Task to carry out: Every line that contains the word "people" should be copied out.

Rows:
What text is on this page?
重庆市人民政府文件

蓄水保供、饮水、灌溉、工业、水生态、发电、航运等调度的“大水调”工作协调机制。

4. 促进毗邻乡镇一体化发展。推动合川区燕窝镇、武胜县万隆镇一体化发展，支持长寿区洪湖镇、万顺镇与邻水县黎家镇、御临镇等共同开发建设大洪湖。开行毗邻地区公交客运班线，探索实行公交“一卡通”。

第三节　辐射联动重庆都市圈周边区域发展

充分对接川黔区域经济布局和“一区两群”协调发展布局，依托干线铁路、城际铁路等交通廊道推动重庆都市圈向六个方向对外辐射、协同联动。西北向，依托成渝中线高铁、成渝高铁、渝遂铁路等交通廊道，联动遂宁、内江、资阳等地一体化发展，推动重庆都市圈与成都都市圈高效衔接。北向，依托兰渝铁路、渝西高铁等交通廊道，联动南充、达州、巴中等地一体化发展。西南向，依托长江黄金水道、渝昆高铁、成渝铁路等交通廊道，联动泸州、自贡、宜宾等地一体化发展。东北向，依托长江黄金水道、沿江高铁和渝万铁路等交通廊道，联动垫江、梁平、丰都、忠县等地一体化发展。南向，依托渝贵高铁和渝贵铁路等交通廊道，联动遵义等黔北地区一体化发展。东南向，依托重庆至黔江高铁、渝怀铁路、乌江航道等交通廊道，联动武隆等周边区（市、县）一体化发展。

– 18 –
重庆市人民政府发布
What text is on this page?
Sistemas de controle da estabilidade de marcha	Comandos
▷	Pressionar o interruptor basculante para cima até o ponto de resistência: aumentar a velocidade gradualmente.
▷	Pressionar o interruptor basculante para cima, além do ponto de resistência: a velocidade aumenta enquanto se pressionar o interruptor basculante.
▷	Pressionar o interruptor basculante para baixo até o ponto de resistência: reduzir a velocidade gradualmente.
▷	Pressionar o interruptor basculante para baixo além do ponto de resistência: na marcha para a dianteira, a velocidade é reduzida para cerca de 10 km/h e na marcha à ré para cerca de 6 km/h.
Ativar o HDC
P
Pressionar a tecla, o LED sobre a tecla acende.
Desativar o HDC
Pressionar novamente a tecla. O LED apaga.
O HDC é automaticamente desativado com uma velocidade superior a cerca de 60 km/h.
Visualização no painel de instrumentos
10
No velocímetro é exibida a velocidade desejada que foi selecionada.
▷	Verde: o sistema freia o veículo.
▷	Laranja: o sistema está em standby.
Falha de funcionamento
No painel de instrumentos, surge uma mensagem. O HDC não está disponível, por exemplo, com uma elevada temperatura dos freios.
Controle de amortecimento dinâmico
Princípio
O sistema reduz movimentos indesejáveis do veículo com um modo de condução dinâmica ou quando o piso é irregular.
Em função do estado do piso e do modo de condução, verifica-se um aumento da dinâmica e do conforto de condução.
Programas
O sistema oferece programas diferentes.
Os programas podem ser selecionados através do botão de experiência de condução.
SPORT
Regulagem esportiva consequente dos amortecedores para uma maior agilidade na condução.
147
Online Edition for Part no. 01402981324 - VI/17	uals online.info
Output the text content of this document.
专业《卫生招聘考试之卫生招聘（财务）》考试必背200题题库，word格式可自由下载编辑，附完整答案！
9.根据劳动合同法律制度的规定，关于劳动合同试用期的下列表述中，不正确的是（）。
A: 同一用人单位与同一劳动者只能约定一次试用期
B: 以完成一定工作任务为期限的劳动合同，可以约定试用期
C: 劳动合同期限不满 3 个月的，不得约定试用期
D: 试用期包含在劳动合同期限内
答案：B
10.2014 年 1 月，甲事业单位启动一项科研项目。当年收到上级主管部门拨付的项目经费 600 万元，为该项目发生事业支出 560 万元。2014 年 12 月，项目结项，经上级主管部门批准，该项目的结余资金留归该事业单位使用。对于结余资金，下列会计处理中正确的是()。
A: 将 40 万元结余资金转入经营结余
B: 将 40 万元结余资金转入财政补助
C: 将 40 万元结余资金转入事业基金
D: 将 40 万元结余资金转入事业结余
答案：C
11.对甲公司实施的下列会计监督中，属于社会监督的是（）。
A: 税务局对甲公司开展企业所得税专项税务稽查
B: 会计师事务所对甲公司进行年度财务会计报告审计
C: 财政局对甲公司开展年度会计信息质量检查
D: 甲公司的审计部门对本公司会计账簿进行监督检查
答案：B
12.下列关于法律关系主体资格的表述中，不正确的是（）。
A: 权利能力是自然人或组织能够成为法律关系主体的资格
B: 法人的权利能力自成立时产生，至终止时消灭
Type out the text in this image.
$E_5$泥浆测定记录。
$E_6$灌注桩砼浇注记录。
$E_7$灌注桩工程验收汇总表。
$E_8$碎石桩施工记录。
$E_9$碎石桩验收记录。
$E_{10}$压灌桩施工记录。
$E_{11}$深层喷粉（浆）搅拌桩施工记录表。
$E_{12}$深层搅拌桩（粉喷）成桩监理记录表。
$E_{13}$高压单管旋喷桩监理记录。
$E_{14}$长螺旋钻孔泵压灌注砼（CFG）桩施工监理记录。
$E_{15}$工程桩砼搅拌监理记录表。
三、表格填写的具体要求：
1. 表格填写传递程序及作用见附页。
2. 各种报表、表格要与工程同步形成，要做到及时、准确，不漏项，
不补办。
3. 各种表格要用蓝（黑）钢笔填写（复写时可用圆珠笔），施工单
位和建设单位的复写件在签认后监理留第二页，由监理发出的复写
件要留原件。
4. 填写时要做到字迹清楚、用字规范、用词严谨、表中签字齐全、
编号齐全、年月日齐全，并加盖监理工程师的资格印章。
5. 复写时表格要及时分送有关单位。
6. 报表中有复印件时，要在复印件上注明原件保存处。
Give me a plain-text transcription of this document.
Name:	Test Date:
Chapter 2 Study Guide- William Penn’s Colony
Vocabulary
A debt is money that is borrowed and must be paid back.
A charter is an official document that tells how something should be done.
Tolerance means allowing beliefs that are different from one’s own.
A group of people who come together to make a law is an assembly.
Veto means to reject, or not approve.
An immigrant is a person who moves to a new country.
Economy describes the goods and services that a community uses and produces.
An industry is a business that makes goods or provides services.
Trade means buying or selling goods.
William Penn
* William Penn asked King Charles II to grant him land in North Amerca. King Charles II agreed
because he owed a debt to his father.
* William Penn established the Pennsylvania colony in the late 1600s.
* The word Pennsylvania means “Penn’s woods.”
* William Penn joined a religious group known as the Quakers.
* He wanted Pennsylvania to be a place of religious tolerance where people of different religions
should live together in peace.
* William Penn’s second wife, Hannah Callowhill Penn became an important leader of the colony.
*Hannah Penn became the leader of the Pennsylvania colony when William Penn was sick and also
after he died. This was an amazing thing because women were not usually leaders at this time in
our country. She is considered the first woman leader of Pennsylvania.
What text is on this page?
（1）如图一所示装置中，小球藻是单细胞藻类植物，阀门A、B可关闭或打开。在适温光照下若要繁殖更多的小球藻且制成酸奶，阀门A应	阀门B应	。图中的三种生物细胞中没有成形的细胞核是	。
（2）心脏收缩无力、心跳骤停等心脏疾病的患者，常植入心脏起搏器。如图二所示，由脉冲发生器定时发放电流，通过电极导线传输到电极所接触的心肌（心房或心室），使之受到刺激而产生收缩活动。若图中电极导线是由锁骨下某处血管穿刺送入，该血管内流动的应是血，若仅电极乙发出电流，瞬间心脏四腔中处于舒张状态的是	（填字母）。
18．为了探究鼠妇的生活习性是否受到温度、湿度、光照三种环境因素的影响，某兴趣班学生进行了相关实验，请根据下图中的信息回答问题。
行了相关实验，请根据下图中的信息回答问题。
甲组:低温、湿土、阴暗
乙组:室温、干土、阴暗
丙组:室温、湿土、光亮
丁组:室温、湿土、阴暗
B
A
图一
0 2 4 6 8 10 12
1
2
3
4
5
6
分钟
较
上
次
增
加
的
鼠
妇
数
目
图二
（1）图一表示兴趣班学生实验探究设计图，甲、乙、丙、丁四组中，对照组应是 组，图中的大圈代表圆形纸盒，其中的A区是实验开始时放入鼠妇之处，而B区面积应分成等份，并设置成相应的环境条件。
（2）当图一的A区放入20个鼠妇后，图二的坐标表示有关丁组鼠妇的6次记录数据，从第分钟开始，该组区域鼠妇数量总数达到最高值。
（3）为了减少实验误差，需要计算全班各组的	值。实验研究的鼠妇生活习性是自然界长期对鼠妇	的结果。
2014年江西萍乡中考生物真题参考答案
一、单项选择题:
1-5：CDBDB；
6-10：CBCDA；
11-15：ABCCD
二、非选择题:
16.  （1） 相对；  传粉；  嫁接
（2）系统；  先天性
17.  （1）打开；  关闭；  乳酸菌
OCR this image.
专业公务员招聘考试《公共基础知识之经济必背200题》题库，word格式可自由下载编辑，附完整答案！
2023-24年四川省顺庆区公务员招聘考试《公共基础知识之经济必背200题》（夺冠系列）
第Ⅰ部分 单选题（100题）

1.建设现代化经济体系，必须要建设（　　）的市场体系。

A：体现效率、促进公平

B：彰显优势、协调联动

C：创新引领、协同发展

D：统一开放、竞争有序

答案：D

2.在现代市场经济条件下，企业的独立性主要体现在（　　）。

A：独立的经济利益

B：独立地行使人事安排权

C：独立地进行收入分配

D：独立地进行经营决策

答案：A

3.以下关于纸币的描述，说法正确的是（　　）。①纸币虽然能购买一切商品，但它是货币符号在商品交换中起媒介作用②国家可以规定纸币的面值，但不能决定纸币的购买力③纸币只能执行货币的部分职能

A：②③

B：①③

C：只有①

Reply:
A group of people who come together to make a law is an assembly.
* He wanted Pennsylvania to be a place of religious tolerance where people of different religions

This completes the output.